__The request__:
Exclude the pictures and reproduce the remaining data exactly as written.

====== Data in this exercise

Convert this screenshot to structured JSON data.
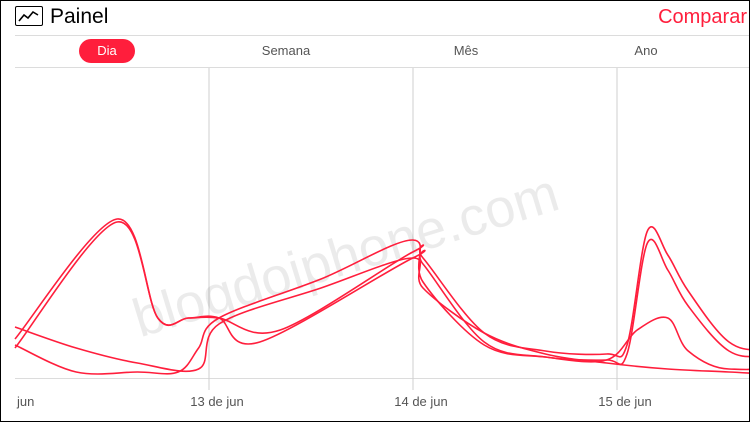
{
  "header": {
    "title": "Painel",
    "compare_label": "Comparar"
  },
  "tabs": [
    {
      "label": "Dia",
      "active": true
    },
    {
      "label": "Semana",
      "active": false
    },
    {
      "label": "Mês",
      "active": false
    },
    {
      "label": "Ano",
      "active": false
    }
  ],
  "watermark": "blogdoiphone.com",
  "chart_data": {
    "type": "line",
    "x_ticks": [
      "jun",
      "13 de jun",
      "14 de jun",
      "15 de jun"
    ],
    "line_color": "#ff1e3c",
    "grid": true,
    "series": [
      {
        "points": [
          [
            0,
            0.13
          ],
          [
            0.5,
            0.53
          ],
          [
            0.7,
            0.2
          ],
          [
            0.85,
            0.2
          ],
          [
            1.0,
            0.2
          ],
          [
            1.3,
            0.16
          ],
          [
            1.95,
            0.42
          ],
          [
            2.0,
            0.4
          ],
          [
            2.3,
            0.15
          ],
          [
            2.6,
            0.09
          ],
          [
            2.9,
            0.08
          ],
          [
            3.0,
            0.11
          ],
          [
            3.1,
            0.49
          ],
          [
            3.2,
            0.41
          ],
          [
            3.3,
            0.29
          ],
          [
            3.5,
            0.12
          ],
          [
            3.7,
            0.09
          ],
          [
            4.0,
            0.08
          ],
          [
            4.45,
            0.05
          ],
          [
            4.6,
            0.02
          ]
        ]
      },
      {
        "points": [
          [
            0,
            0.1
          ],
          [
            0.5,
            0.52
          ],
          [
            0.7,
            0.2
          ],
          [
            0.85,
            0.2
          ],
          [
            1.0,
            0.2
          ],
          [
            1.2,
            0.12
          ],
          [
            1.95,
            0.4
          ],
          [
            2.0,
            0.38
          ],
          [
            2.3,
            0.12
          ],
          [
            2.6,
            0.07
          ],
          [
            2.9,
            0.06
          ],
          [
            3.0,
            0.08
          ],
          [
            3.1,
            0.45
          ],
          [
            3.2,
            0.36
          ],
          [
            3.3,
            0.24
          ],
          [
            3.5,
            0.09
          ],
          [
            3.7,
            0.07
          ],
          [
            4.0,
            0.06
          ],
          [
            4.45,
            0.04
          ],
          [
            4.6,
            0.02
          ]
        ]
      },
      {
        "points": [
          [
            0,
            0.11
          ],
          [
            0.3,
            0.02
          ],
          [
            0.6,
            0.02
          ],
          [
            0.8,
            0.02
          ],
          [
            0.9,
            0.1
          ],
          [
            1.0,
            0.2
          ],
          [
            1.5,
            0.33
          ],
          [
            1.95,
            0.46
          ],
          [
            2.0,
            0.32
          ],
          [
            2.3,
            0.11
          ],
          [
            2.6,
            0.07
          ],
          [
            2.9,
            0.06
          ],
          [
            3.05,
            0.16
          ],
          [
            3.2,
            0.2
          ],
          [
            3.3,
            0.09
          ],
          [
            3.5,
            0.03
          ],
          [
            3.8,
            0.08
          ],
          [
            3.9,
            0.41
          ],
          [
            4.0,
            0.29
          ],
          [
            4.3,
            0.22
          ]
        ]
      },
      {
        "points": [
          [
            0,
            0.17
          ],
          [
            0.3,
            0.1
          ],
          [
            0.6,
            0.05
          ],
          [
            0.9,
            0.03
          ],
          [
            1.0,
            0.18
          ],
          [
            1.5,
            0.3
          ],
          [
            1.95,
            0.4
          ],
          [
            2.0,
            0.3
          ],
          [
            2.3,
            0.15
          ],
          [
            2.6,
            0.08
          ],
          [
            2.9,
            0.05
          ],
          [
            3.2,
            0.03
          ],
          [
            3.5,
            0.02
          ],
          [
            3.8,
            0.01
          ],
          [
            4.0,
            0.01
          ],
          [
            4.6,
            0.01
          ]
        ]
      }
    ]
  }
}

============

__Reply to the exercise__:
Convert this screenshot to structured JSON data.
{
  "header": {
    "title": "Painel",
    "compare_label": "Comparar"
  },
  "tabs": [
    {
      "label": "Dia",
      "active": true
    },
    {
      "label": "Semana",
      "active": false
    },
    {
      "label": "Mês",
      "active": false
    },
    {
      "label": "Ano",
      "active": false
    }
  ],
  "watermark": "blogdoiphone.com",
  "chart_data": {
    "type": "line",
    "x_ticks": [
      "jun",
      "13 de jun",
      "14 de jun",
      "15 de jun"
    ],
    "line_color": "#ff1e3c",
    "grid": true,
    "series": [
      {
        "points": [
          [
            0,
            0.13
          ],
          [
            0.5,
            0.53
          ],
          [
            0.7,
            0.2
          ],
          [
            0.85,
            0.2
          ],
          [
            1.0,
            0.2
          ],
          [
            1.3,
            0.16
          ],
          [
            1.95,
            0.42
          ],
          [
            2.0,
            0.4
          ],
          [
            2.3,
            0.15
          ],
          [
            2.6,
            0.09
          ],
          [
            2.9,
            0.08
          ],
          [
            3.0,
            0.11
          ],
          [
            3.1,
            0.49
          ],
          [
            3.2,
            0.41
          ],
          [
            3.3,
            0.29
          ],
          [
            3.5,
            0.12
          ],
          [
            3.7,
            0.09
          ],
          [
            4.0,
            0.08
          ],
          [
            4.45,
            0.05
          ],
          [
            4.6,
            0.02
          ]
        ]
      },
      {
        "points": [
          [
            0,
            0.1
          ],
          [
            0.5,
            0.52
          ],
          [
            0.7,
            0.2
          ],
          [
            0.85,
            0.2
          ],
          [
            1.0,
            0.2
          ],
          [
            1.2,
            0.12
          ],
          [
            1.95,
            0.4
          ],
          [
            2.0,
            0.38
          ],
          [
            2.3,
            0.12
          ],
          [
            2.6,
            0.07
          ],
          [
            2.9,
            0.06
          ],
          [
            3.0,
            0.08
          ],
          [
            3.1,
            0.45
          ],
          [
            3.2,
            0.36
          ],
          [
            3.3,
            0.24
          ],
          [
            3.5,
            0.09
          ],
          [
            3.7,
            0.07
          ],
          [
            4.0,
            0.06
          ],
          [
            4.45,
            0.04
          ],
          [
            4.6,
            0.02
          ]
        ]
      },
      {
        "points": [
          [
            0,
            0.11
          ],
          [
            0.3,
            0.02
          ],
          [
            0.6,
            0.02
          ],
          [
            0.8,
            0.02
          ],
          [
            0.9,
            0.1
          ],
          [
            1.0,
            0.2
          ],
          [
            1.5,
            0.33
          ],
          [
            1.95,
            0.46
          ],
          [
            2.0,
            0.32
          ],
          [
            2.3,
            0.11
          ],
          [
            2.6,
            0.07
          ],
          [
            2.9,
            0.06
          ],
          [
            3.05,
            0.16
          ],
          [
            3.2,
            0.2
          ],
          [
            3.3,
            0.09
          ],
          [
            3.5,
            0.03
          ],
          [
            3.8,
            0.08
          ],
          [
            3.9,
            0.41
          ],
          [
            4.0,
            0.29
          ],
          [
            4.3,
            0.22
          ]
        ]
      },
      {
        "points": [
          [
            0,
            0.17
          ],
          [
            0.3,
            0.1
          ],
          [
            0.6,
            0.05
          ],
          [
            0.9,
            0.03
          ],
          [
            1.0,
            0.18
          ],
          [
            1.5,
            0.3
          ],
          [
            1.95,
            0.4
          ],
          [
            2.0,
            0.3
          ],
          [
            2.3,
            0.15
          ],
          [
            2.6,
            0.08
          ],
          [
            2.9,
            0.05
          ],
          [
            3.2,
            0.03
          ],
          [
            3.5,
            0.02
          ],
          [
            3.8,
            0.01
          ],
          [
            4.0,
            0.01
          ],
          [
            4.6,
            0.01
          ]
        ]
      }
    ]
  }
}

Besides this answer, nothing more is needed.